> [TASK]
Pull out each line of the entries below that contains the string "List". Case must match.

> [EXTRACTED DATA]
☆ ☆ ☆ ☆ ☆

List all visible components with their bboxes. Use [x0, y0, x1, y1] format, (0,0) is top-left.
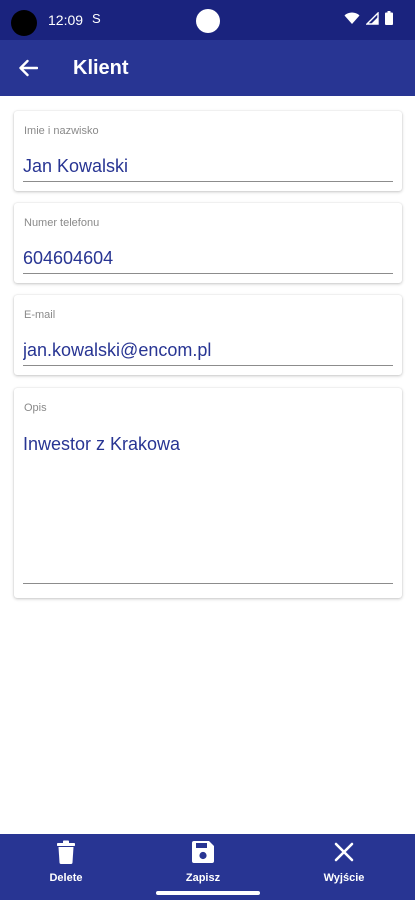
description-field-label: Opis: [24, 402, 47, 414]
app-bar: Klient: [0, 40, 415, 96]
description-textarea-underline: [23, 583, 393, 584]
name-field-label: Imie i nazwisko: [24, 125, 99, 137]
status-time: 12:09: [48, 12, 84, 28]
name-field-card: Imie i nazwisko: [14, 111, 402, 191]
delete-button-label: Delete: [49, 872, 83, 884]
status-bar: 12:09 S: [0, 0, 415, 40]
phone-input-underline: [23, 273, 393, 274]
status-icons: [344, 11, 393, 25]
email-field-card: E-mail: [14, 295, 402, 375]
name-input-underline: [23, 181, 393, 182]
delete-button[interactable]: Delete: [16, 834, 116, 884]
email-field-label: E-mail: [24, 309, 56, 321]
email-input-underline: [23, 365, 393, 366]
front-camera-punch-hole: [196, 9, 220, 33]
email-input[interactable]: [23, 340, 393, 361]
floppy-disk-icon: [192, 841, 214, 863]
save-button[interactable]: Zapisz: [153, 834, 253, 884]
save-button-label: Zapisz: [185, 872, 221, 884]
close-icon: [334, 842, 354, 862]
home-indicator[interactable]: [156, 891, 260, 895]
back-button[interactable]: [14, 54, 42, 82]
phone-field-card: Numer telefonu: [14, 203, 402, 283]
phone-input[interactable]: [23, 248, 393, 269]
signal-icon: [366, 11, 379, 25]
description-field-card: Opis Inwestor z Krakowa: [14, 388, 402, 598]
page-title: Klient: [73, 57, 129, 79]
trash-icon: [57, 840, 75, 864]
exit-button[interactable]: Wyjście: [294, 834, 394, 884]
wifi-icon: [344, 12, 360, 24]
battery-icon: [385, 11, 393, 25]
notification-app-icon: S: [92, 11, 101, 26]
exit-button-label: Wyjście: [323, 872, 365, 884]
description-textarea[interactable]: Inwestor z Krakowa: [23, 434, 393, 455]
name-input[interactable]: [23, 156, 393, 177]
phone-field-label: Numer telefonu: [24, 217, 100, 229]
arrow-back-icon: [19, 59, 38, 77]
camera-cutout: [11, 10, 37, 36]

☆ ☆ ☆ ☆ ☆

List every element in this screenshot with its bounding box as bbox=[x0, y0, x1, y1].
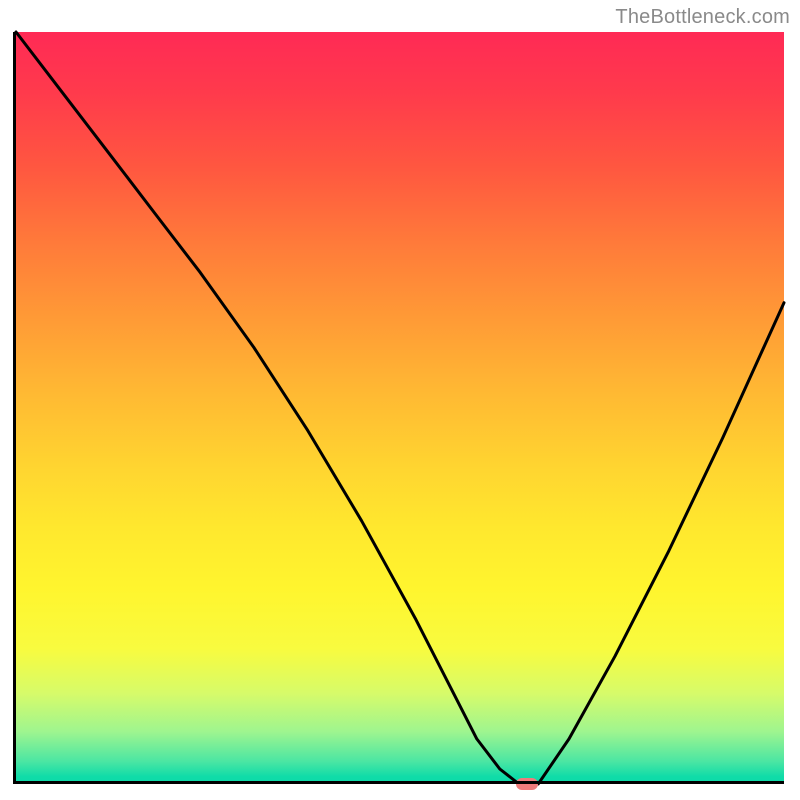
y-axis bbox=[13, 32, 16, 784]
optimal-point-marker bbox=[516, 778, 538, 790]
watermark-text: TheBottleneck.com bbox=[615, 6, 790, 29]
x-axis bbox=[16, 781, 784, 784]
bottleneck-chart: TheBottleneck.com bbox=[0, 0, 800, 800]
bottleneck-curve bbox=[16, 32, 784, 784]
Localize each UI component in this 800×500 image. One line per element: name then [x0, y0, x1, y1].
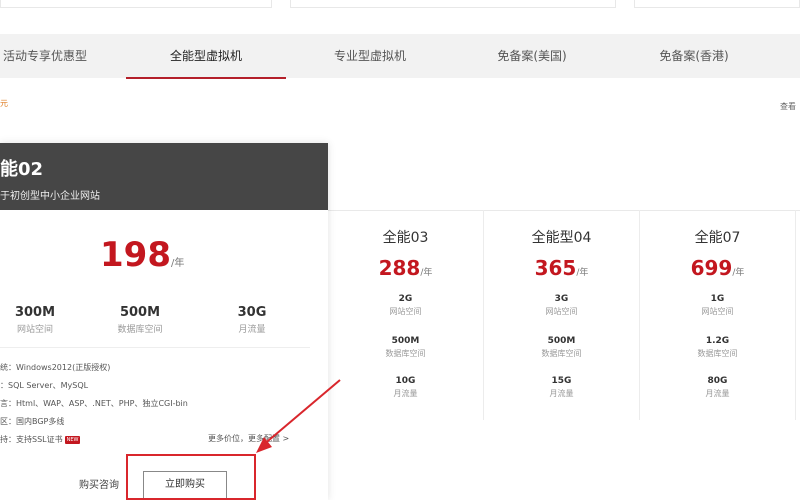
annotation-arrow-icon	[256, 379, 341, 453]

☆ ☆ ☆ ☆ ☆

> [THE RESULT]
List all visible components with their bboxes. Use [x0, y0, x1, y1] format, (0,0) is top-left.
List every element in this screenshot with its bounding box as bbox=[x0, y0, x1, y1].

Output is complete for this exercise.